# Dataset content

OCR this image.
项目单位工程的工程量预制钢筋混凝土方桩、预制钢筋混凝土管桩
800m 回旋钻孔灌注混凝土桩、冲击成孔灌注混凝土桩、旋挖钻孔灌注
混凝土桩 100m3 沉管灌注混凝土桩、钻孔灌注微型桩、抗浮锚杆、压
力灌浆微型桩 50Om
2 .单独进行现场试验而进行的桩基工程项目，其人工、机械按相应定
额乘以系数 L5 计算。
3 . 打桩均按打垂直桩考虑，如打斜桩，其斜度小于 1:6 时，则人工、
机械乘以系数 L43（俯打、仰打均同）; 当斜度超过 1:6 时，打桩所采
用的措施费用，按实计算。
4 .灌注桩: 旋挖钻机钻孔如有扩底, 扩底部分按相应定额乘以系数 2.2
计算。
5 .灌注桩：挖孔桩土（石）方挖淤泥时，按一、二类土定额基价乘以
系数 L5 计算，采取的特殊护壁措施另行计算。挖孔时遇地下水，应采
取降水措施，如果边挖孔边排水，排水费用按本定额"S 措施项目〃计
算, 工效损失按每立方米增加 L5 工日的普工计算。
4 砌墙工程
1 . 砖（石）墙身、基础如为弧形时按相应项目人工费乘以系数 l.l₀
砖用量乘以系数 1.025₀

# What you will do
Can you reproduce all the material exactly?

# Reply to the exercise
OCR this image.
项目单位工程的工程量预制钢筋混凝土方桩、预制钢筋混凝土管桩
800m 回旋钻孔灌注混凝土桩、冲击成孔灌注混凝土桩、旋挖钻孔灌注
混凝土桩 100m3 沉管灌注混凝土桩、钻孔灌注微型桩、抗浮锚杆、压
力灌浆微型桩 50Om
2 .单独进行现场试验而进行的桩基工程项目，其人工、机械按相应定
额乘以系数 L5 计算。
3 . 打桩均按打垂直桩考虑，如打斜桩，其斜度小于 1:6 时，则人工、
机械乘以系数 L43（俯打、仰打均同）; 当斜度超过 1:6 时，打桩所采
用的措施费用，按实计算。
4 .灌注桩: 旋挖钻机钻孔如有扩底, 扩底部分按相应定额乘以系数 2.2
计算。
5 .灌注桩：挖孔桩土（石）方挖淤泥时，按一、二类土定额基价乘以
系数 L5 计算，采取的特殊护壁措施另行计算。挖孔时遇地下水，应采
取降水措施，如果边挖孔边排水，排水费用按本定额"S 措施项目〃计
算, 工效损失按每立方米增加 L5 工日的普工计算。
4 砌墙工程
1 . 砖（石）墙身、基础如为弧形时按相应项目人工费乘以系数 l.l₀
砖用量乘以系数 1.025₀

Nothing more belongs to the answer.